Identify every line containing the word "Short" and reproduce each one.

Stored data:
Start
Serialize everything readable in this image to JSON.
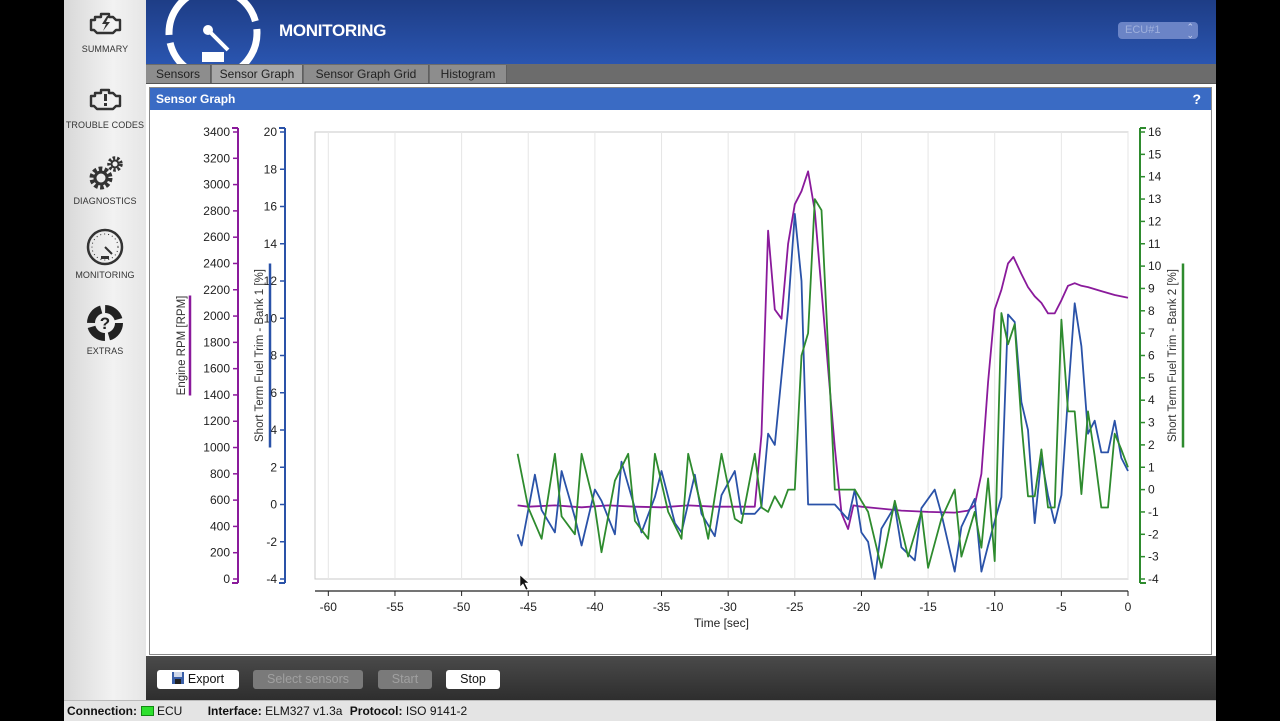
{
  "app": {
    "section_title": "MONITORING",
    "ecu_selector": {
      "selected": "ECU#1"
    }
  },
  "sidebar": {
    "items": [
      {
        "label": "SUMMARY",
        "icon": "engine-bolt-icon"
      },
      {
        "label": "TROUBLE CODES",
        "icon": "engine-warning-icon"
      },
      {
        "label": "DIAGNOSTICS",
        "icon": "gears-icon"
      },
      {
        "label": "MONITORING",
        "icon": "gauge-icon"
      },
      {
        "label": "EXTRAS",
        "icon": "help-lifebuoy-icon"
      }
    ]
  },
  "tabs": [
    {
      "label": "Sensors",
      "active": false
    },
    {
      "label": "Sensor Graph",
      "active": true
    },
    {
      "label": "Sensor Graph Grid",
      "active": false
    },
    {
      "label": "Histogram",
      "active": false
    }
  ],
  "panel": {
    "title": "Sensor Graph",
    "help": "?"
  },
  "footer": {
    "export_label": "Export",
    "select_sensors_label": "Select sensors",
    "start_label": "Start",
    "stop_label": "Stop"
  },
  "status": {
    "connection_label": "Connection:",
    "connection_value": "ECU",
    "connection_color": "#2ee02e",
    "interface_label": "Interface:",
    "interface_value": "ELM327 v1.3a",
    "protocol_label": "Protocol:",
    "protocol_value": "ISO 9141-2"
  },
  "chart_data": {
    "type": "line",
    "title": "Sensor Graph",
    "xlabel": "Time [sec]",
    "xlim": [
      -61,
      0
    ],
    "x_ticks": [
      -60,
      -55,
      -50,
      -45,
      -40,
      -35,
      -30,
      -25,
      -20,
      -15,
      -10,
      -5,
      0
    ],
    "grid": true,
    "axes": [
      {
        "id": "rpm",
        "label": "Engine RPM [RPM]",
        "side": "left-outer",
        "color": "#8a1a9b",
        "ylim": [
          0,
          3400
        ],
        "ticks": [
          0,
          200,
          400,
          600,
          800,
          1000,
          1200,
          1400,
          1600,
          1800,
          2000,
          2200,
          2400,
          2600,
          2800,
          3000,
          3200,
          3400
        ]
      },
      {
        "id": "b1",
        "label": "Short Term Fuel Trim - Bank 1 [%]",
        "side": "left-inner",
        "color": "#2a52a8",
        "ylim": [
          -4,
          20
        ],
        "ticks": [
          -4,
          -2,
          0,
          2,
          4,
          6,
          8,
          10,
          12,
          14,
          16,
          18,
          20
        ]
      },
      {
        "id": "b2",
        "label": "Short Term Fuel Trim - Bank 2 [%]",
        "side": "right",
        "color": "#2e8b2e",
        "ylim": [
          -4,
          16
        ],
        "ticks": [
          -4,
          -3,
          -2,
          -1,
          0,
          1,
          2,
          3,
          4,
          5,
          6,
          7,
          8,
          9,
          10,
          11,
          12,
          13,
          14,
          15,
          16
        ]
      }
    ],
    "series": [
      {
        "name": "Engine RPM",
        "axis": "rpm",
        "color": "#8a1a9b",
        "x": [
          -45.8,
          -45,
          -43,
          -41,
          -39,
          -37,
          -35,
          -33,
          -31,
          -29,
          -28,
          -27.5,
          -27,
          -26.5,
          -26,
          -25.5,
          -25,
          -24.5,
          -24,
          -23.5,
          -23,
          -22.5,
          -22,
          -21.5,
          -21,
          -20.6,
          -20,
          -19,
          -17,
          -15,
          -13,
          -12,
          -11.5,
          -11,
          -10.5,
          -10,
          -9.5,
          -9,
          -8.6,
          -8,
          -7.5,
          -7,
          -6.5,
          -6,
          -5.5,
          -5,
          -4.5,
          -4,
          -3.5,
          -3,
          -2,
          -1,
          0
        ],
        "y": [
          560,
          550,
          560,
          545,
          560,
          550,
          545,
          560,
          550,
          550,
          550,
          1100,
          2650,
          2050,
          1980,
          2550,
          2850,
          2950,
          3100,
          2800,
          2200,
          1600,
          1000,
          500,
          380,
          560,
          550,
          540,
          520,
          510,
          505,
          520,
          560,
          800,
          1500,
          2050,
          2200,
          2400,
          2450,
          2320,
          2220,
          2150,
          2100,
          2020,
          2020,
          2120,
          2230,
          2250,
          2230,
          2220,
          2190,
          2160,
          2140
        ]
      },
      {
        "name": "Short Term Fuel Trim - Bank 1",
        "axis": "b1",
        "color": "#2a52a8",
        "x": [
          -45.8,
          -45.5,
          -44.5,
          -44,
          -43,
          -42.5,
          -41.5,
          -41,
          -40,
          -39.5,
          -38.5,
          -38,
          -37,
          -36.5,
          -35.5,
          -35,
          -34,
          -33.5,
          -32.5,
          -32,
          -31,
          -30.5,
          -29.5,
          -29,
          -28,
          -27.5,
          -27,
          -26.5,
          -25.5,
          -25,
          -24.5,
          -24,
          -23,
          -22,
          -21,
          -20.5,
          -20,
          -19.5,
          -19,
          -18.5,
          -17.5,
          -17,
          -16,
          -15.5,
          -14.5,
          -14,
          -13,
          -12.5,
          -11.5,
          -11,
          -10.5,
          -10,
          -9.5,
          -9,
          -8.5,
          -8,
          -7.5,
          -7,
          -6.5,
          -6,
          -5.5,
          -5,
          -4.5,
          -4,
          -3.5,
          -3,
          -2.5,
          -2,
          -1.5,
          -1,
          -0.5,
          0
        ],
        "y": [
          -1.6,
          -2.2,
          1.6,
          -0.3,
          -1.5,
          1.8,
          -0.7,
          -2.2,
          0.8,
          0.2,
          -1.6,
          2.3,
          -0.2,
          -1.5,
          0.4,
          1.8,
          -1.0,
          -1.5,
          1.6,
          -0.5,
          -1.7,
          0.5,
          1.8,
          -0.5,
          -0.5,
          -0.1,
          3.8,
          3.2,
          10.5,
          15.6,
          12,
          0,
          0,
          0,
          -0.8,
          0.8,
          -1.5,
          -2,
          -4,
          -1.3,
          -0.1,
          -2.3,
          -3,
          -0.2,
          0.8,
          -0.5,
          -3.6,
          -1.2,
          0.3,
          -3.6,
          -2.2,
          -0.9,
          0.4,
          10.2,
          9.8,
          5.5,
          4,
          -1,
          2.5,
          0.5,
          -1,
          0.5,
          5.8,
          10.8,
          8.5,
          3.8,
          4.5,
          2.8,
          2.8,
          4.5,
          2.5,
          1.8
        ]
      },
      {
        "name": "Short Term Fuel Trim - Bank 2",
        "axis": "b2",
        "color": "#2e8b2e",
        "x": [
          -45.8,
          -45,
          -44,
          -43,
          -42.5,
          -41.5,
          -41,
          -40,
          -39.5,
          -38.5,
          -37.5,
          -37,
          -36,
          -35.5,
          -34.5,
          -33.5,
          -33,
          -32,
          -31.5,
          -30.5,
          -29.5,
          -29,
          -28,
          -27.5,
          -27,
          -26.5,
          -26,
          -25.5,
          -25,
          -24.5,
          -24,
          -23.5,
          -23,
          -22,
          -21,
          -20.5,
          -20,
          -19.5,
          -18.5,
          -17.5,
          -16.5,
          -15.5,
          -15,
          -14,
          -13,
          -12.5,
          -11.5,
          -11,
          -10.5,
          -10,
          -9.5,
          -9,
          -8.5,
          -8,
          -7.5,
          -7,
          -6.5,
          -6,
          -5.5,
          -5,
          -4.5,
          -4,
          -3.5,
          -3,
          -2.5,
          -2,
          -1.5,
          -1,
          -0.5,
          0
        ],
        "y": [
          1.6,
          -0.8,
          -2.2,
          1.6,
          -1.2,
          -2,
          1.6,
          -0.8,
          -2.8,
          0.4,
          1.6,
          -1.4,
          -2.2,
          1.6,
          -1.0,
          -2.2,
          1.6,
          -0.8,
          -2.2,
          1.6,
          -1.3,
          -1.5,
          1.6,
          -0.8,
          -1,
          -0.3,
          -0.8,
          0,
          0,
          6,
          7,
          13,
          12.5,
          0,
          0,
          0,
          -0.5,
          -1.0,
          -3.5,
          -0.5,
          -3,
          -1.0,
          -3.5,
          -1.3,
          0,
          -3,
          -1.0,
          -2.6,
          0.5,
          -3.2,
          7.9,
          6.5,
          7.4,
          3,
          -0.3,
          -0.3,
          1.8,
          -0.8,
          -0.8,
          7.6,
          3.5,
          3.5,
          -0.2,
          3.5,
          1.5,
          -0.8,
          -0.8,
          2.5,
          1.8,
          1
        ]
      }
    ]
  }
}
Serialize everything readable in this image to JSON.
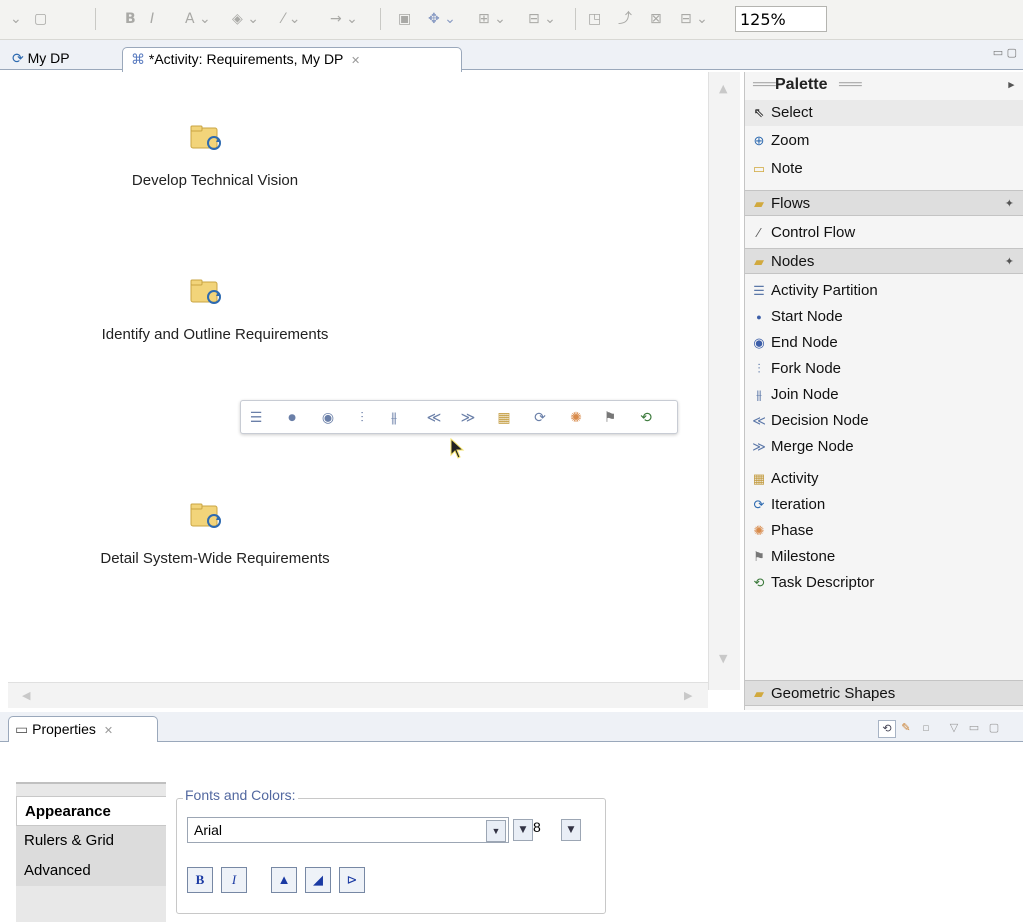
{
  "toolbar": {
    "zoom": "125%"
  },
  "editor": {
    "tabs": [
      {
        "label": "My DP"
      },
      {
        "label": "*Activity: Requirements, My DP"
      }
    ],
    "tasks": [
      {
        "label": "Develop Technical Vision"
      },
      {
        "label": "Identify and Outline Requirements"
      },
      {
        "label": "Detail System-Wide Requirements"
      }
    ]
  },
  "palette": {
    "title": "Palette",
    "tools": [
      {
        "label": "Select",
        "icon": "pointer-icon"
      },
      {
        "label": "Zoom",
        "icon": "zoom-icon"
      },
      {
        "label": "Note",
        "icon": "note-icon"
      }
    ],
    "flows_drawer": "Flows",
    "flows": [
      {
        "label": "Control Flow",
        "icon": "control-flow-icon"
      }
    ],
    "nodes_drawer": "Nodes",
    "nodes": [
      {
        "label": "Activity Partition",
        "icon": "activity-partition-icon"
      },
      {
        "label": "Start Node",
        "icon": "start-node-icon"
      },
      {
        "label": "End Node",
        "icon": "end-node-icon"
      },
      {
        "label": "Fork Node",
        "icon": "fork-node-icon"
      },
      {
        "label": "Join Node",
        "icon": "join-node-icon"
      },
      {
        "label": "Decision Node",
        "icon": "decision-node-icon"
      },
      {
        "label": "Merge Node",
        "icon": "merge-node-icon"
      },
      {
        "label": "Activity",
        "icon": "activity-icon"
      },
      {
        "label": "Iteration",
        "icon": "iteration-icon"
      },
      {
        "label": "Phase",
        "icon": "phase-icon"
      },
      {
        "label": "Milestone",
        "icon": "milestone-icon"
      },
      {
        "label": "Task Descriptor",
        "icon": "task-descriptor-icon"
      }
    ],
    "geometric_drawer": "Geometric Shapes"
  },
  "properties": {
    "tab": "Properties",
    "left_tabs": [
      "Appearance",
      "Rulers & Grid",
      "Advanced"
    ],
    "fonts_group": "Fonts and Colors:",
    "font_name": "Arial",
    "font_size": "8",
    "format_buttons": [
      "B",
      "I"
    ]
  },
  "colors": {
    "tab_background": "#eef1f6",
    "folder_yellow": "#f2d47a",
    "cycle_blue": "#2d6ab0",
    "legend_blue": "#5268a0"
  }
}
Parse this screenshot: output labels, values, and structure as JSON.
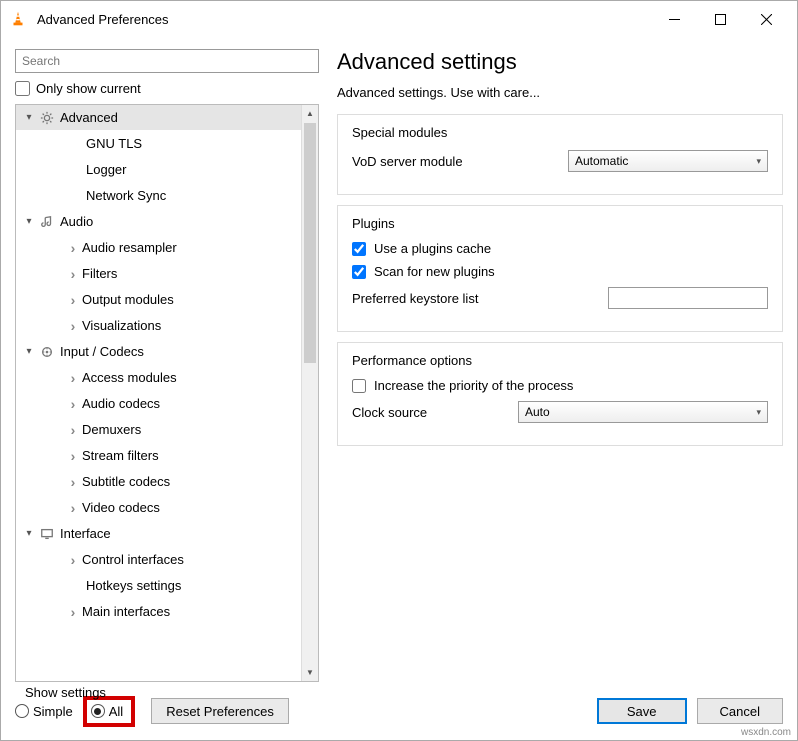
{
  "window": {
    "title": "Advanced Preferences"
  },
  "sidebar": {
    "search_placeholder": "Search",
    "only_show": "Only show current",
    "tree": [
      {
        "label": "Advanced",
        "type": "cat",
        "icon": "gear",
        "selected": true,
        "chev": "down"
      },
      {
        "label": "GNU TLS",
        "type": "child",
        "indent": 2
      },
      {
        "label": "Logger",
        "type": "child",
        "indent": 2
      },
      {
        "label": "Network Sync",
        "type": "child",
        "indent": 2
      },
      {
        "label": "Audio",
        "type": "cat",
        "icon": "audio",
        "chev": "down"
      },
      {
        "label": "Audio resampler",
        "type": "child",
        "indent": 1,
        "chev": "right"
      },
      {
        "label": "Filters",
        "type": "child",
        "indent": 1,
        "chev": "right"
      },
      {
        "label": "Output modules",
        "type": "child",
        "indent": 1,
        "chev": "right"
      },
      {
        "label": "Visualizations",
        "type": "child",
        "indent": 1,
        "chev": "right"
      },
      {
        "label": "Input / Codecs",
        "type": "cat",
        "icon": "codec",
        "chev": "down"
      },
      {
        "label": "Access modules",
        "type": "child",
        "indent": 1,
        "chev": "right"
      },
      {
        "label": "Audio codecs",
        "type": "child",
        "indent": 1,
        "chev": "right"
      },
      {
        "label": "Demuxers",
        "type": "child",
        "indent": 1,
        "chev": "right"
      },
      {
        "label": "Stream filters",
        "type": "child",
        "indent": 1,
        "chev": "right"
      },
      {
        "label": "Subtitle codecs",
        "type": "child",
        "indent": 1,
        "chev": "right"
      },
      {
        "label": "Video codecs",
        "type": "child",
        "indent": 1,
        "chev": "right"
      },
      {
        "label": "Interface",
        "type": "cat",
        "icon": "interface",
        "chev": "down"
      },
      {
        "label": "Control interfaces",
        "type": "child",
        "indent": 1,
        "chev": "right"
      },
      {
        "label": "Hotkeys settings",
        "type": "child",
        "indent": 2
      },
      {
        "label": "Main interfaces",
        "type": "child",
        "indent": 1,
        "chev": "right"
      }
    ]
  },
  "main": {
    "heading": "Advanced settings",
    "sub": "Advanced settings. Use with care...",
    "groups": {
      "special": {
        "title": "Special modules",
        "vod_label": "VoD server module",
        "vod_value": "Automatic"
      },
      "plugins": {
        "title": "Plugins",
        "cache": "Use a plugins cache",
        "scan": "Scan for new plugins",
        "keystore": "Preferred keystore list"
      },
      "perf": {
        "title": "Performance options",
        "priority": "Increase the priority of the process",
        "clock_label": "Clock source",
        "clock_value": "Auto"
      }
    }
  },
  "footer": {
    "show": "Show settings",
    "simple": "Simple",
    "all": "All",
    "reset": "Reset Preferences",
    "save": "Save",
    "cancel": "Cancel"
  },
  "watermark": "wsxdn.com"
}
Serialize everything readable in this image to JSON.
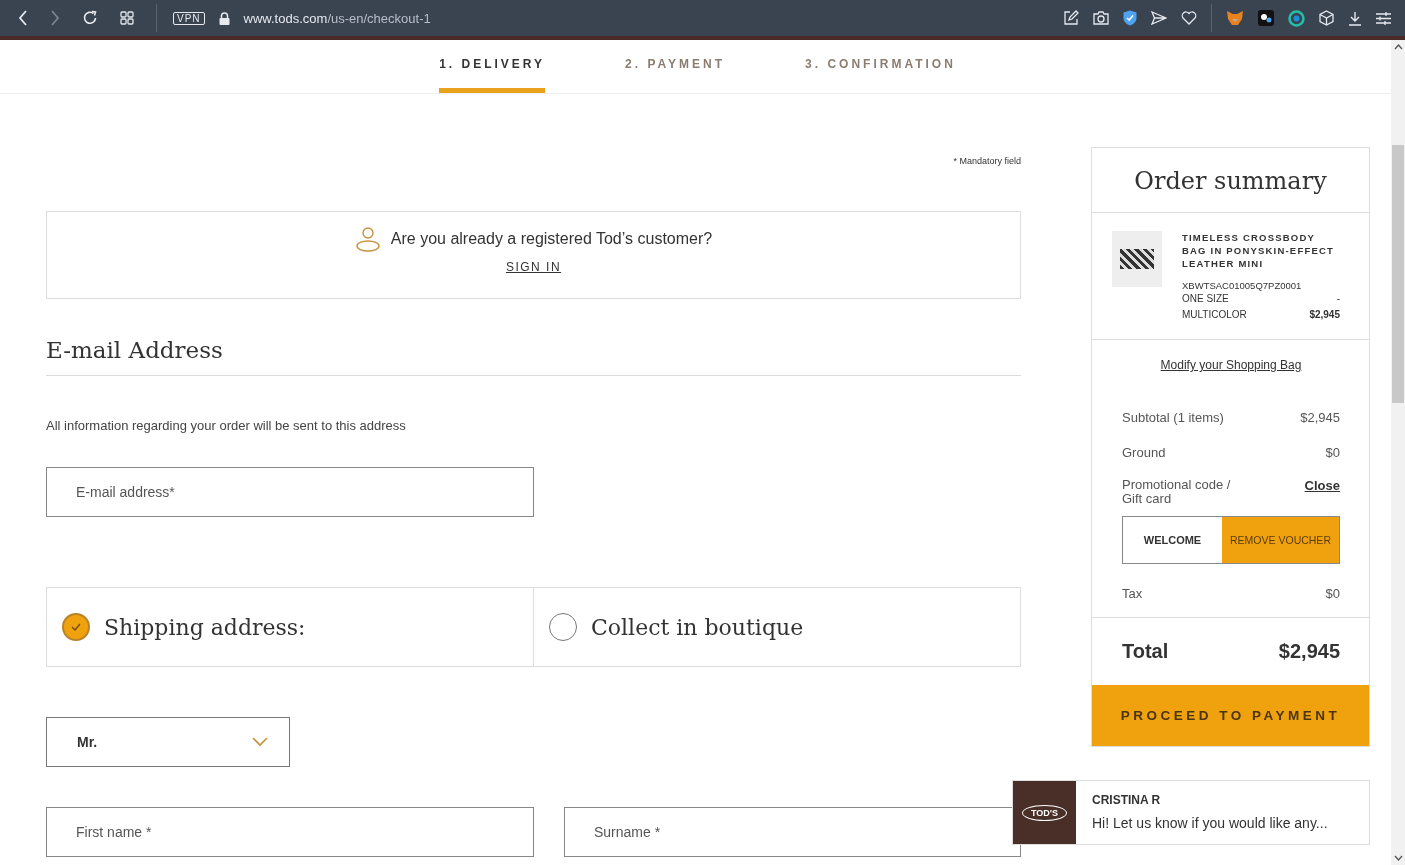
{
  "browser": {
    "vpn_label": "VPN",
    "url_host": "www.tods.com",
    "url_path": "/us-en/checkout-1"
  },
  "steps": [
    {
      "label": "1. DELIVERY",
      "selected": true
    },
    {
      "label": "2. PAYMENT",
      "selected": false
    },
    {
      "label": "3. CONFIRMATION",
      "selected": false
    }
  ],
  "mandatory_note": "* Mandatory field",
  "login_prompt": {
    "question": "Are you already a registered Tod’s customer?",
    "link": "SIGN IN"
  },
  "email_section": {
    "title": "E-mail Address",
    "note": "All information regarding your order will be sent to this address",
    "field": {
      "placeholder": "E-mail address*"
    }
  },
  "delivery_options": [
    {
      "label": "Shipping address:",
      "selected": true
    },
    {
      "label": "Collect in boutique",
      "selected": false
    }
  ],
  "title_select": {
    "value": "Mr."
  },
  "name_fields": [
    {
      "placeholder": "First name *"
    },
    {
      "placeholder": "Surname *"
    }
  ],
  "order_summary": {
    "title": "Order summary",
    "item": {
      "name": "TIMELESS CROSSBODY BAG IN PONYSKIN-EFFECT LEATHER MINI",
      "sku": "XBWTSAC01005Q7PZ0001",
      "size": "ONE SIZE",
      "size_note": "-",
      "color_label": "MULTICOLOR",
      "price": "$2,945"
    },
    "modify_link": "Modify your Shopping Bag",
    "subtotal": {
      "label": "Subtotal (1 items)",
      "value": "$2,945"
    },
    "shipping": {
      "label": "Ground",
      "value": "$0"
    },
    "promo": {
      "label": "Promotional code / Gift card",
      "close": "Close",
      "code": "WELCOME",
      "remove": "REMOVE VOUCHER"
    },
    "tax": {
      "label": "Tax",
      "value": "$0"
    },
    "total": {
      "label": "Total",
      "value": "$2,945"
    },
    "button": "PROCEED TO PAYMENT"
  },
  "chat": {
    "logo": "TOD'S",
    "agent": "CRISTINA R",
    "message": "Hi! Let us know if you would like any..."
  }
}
End
OUTPUT FOR THIS TASK —
        "label": "Short Term Fuel Trim - Bank 1 [%]",
        "label": "Short Term Fuel Trim - Bank 2 [%]",
        "name": "Short Term Fuel Trim - Bank 1",
        "name": "Short Term Fuel Trim - Bank 2",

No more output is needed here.